(Stored items)
+---+

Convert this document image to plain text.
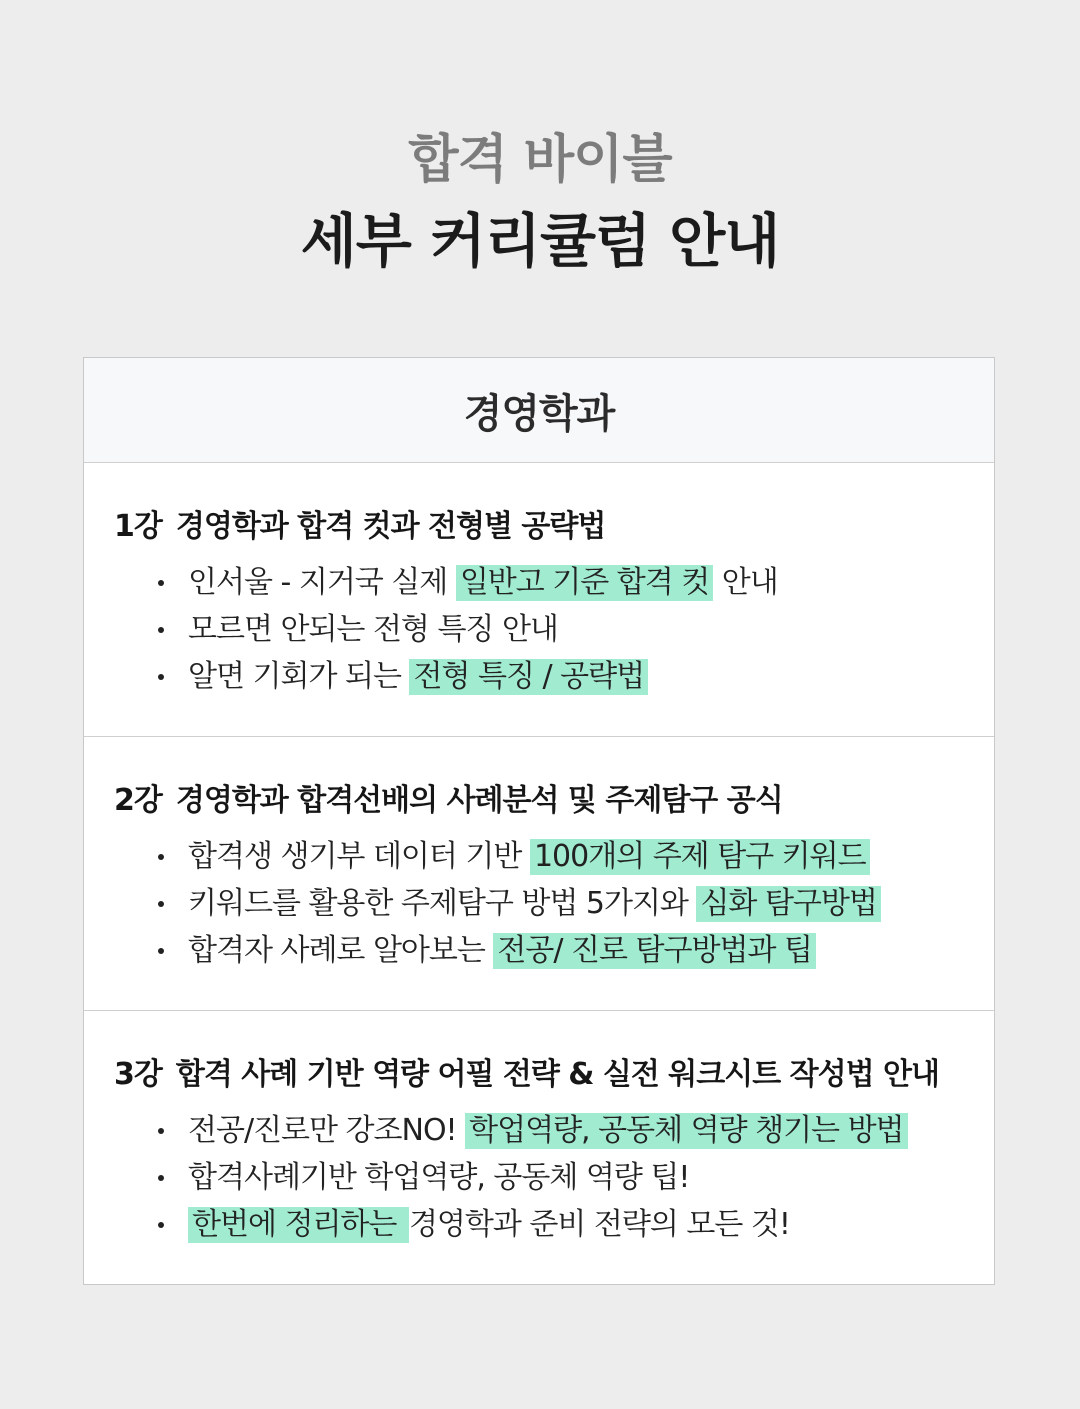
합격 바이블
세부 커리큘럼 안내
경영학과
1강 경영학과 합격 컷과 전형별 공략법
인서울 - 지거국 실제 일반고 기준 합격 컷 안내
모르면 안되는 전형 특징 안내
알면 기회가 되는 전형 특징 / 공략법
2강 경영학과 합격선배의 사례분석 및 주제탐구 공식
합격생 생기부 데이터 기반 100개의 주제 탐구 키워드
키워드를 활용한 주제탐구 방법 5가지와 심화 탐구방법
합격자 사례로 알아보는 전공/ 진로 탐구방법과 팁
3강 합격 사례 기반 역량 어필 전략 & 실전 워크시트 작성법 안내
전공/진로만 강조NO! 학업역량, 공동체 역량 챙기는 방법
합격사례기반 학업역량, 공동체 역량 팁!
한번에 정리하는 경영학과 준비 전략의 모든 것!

+---+

**WHAT IS NEEDED:**
Skip the pictures and print each record exactly as it stands.

**SOLUTION FOR THIS PROBLEM:**
Convert this document image to plain text.
합격 바이블
세부 커리큘럼 안내
경영학과
1강 경영학과 합격 컷과 전형별 공략법
인서울 - 지거국 실제 일반고 기준 합격 컷 안내
모르면 안되는 전형 특징 안내
알면 기회가 되는 전형 특징 / 공략법
2강 경영학과 합격선배의 사례분석 및 주제탐구 공식
합격생 생기부 데이터 기반 100개의 주제 탐구 키워드
키워드를 활용한 주제탐구 방법 5가지와 심화 탐구방법
합격자 사례로 알아보는 전공/ 진로 탐구방법과 팁
3강 합격 사례 기반 역량 어필 전략 & 실전 워크시트 작성법 안내
전공/진로만 강조NO! 학업역량, 공동체 역량 챙기는 방법
합격사례기반 학업역량, 공동체 역량 팁!
한번에 정리하는 경영학과 준비 전략의 모든 것!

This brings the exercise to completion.